OBJECTIVE: Reproduce the records below exactly, leaving out any pictures.

RECORD EXCERPTS:
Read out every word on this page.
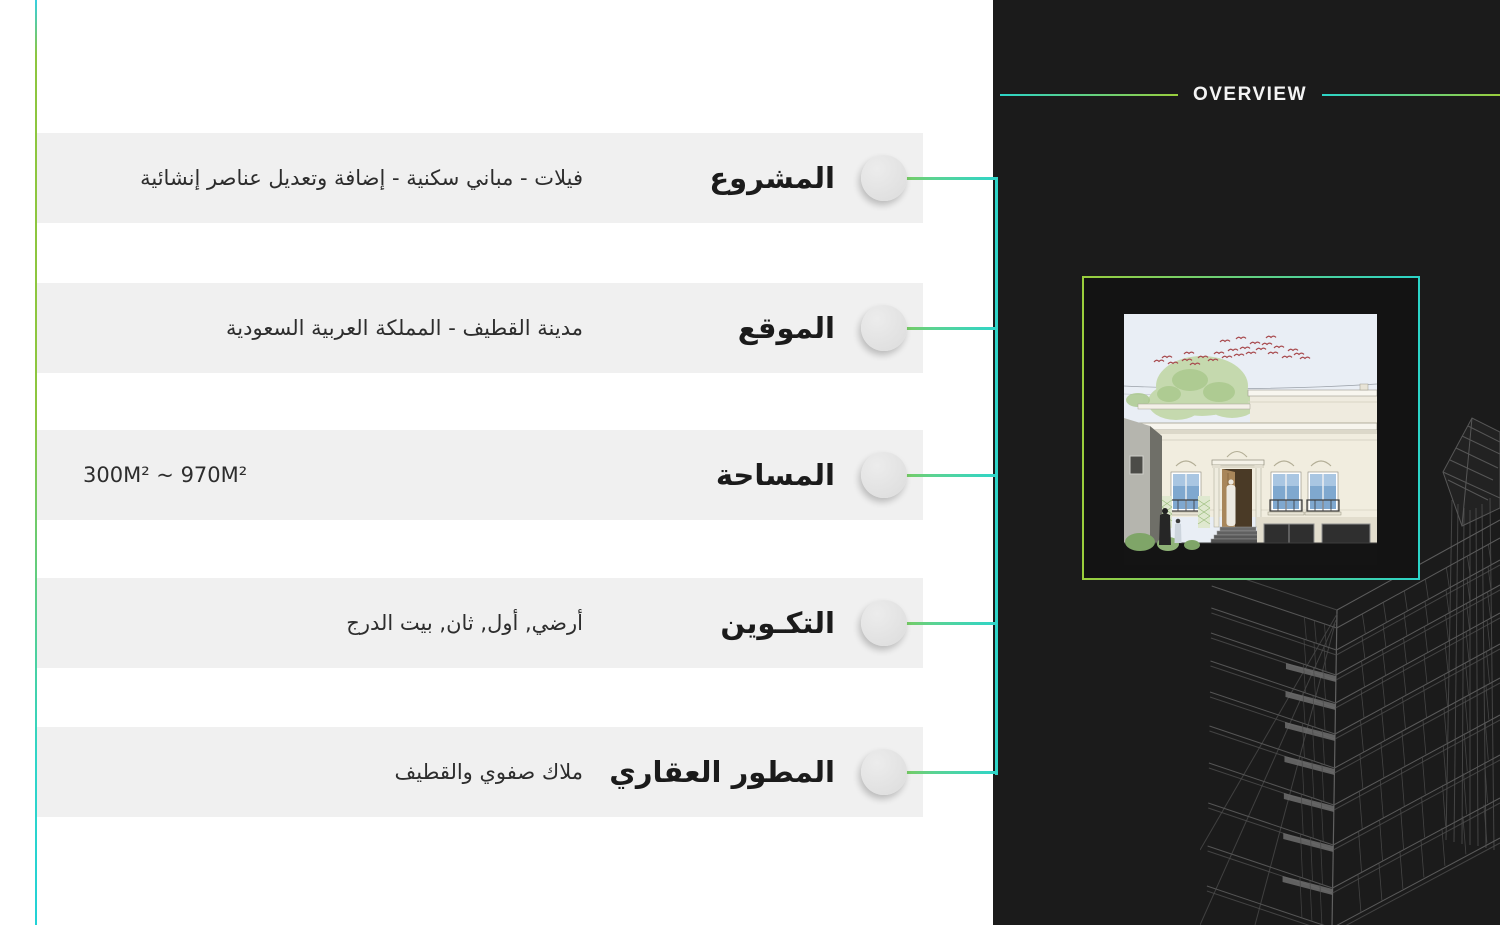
المشروع
فيلات - مباني سكنية - إضافة وتعديل عناصر إنشائية
الموقع
مدينة القطيف - المملكة العربية السعودية
المساحة
300M² ~ 970M²
التكـوين
أرضي, أول, ثان, بيت الدرج
المطور العقاري
ملاك صفوي والقطيف
OVERVIEW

EXPECTED ANSWER:
Read out every word on this page.
المشروع
فيلات - مباني سكنية - إضافة وتعديل عناصر إنشائية
الموقع
مدينة القطيف - المملكة العربية السعودية
المساحة
300M² ~ 970M²
التكـوين
أرضي, أول, ثان, بيت الدرج
المطور العقاري
ملاك صفوي والقطيف
OVERVIEW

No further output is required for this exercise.